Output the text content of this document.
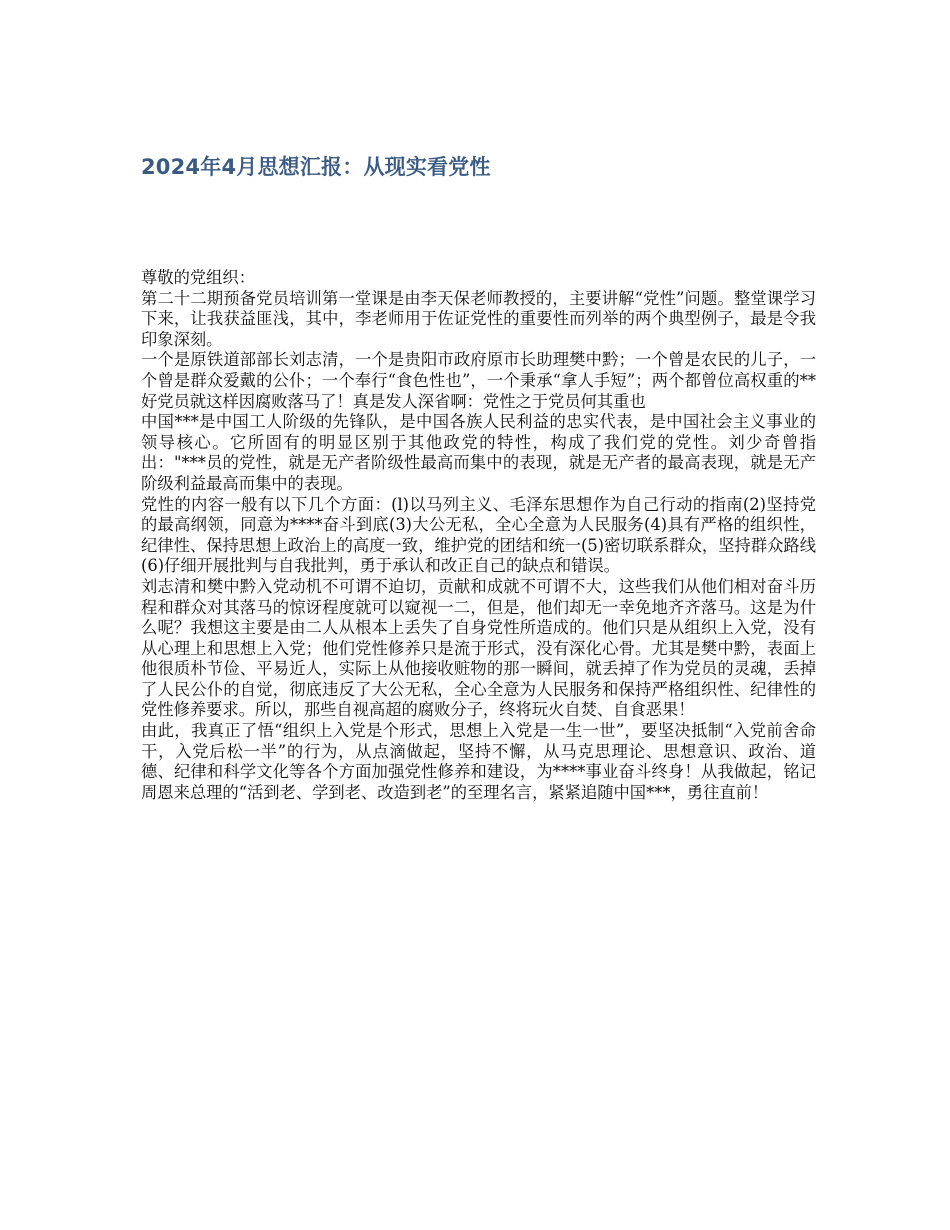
2024年4月思想汇报：从现实看党性

尊敬的党组织：

第二十二期预备党员培训第一堂课是由李天保老师教授的，主要讲解“党性”问题。整堂课学习下来，让我获益匪浅，其中，李老师用于佐证党性的重要性而列举的两个典型例子，最是令我印象深刻。

一个是原铁道部部长刘志清，一个是贵阳市政府原市长助理樊中黔；一个曾是农民的儿子，一个曾是群众爱戴的公仆；一个奉行“食色性也”，一个秉承“拿人手短”；两个都曾位高权重的**好党员就这样因腐败落马了！真是发人深省啊：党性之于党员何其重也

中国***是中国工人阶级的先锋队，是中国各族人民利益的忠实代表，是中国社会主义事业的领导核心。它所固有的明显区别于其他政党的特性，构成了我们党的党性。刘少奇曾指出："***员的党性，就是无产者阶级性最高而集中的表现，就是无产者的最高表现，就是无产阶级利益最高而集中的表现。

党性的内容一般有以下几个方面：(l)以马列主义、毛泽东思想作为自己行动的指南(2)坚持党的最高纲领，同意为****奋斗到底(3)大公无私，全心全意为人民服务(4)具有严格的组织性，纪律性、保持思想上政治上的高度一致，维护党的团结和统一(5)密切联系群众，坚持群众路线(6)仔细开展批判与自我批判，勇于承认和改正自己的缺点和错误。

刘志清和樊中黔入党动机不可谓不迫切，贡献和成就不可谓不大，这些我们从他们相对奋斗历程和群众对其落马的惊讶程度就可以窥视一二，但是，他们却无一幸免地齐齐落马。这是为什么呢？我想这主要是由二人从根本上丢失了自身党性所造成的。他们只是从组织上入党，没有从心理上和思想上入党；他们党性修养只是流于形式，没有深化心骨。尤其是樊中黔，表面上他很质朴节俭、平易近人，实际上从他接收赃物的那一瞬间，就丢掉了作为党员的灵魂，丢掉了人民公仆的自觉，彻底违反了大公无私，全心全意为人民服务和保持严格组织性、纪律性的党性修养要求。所以，那些自视高超的腐败分子，终将玩火自焚、自食恶果！

由此，我真正了悟“组织上入党是个形式，思想上入党是一生一世”，要坚决抵制“入党前舍命干，入党后松一半”的行为，从点滴做起，坚持不懈，从马克思理论、思想意识、政治、道德、纪律和科学文化等各个方面加强党性修养和建设，为****事业奋斗终身！从我做起，铭记周恩来总理的“活到老、学到老、改造到老”的至理名言，紧紧追随中国***，勇往直前！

» **Given exercise**: Print each entry shown above with exact wording and no pictures.

» **Task answer**:
Output the text content of this document.
2024年4月思想汇报：从现实看党性

尊敬的党组织：

第二十二期预备党员培训第一堂课是由李天保老师教授的，主要讲解“党性”问题。整堂课学习下来，让我获益匪浅，其中，李老师用于佐证党性的重要性而列举的两个典型例子，最是令我印象深刻。

一个是原铁道部部长刘志清，一个是贵阳市政府原市长助理樊中黔；一个曾是农民的儿子，一个曾是群众爱戴的公仆；一个奉行“食色性也”，一个秉承“拿人手短”；两个都曾位高权重的**好党员就这样因腐败落马了！真是发人深省啊：党性之于党员何其重也

中国***是中国工人阶级的先锋队，是中国各族人民利益的忠实代表，是中国社会主义事业的领导核心。它所固有的明显区别于其他政党的特性，构成了我们党的党性。刘少奇曾指出："***员的党性，就是无产者阶级性最高而集中的表现，就是无产者的最高表现，就是无产阶级利益最高而集中的表现。

党性的内容一般有以下几个方面：(l)以马列主义、毛泽东思想作为自己行动的指南(2)坚持党的最高纲领，同意为****奋斗到底(3)大公无私，全心全意为人民服务(4)具有严格的组织性，纪律性、保持思想上政治上的高度一致，维护党的团结和统一(5)密切联系群众，坚持群众路线(6)仔细开展批判与自我批判，勇于承认和改正自己的缺点和错误。

刘志清和樊中黔入党动机不可谓不迫切，贡献和成就不可谓不大，这些我们从他们相对奋斗历程和群众对其落马的惊讶程度就可以窥视一二，但是，他们却无一幸免地齐齐落马。这是为什么呢？我想这主要是由二人从根本上丢失了自身党性所造成的。他们只是从组织上入党，没有从心理上和思想上入党；他们党性修养只是流于形式，没有深化心骨。尤其是樊中黔，表面上他很质朴节俭、平易近人，实际上从他接收赃物的那一瞬间，就丢掉了作为党员的灵魂，丢掉了人民公仆的自觉，彻底违反了大公无私，全心全意为人民服务和保持严格组织性、纪律性的党性修养要求。所以，那些自视高超的腐败分子，终将玩火自焚、自食恶果！

由此，我真正了悟“组织上入党是个形式，思想上入党是一生一世”，要坚决抵制“入党前舍命干，入党后松一半”的行为，从点滴做起，坚持不懈，从马克思理论、思想意识、政治、道德、纪律和科学文化等各个方面加强党性修养和建设，为****事业奋斗终身！从我做起，铭记周恩来总理的“活到老、学到老、改造到老”的至理名言，紧紧追随中国***，勇往直前！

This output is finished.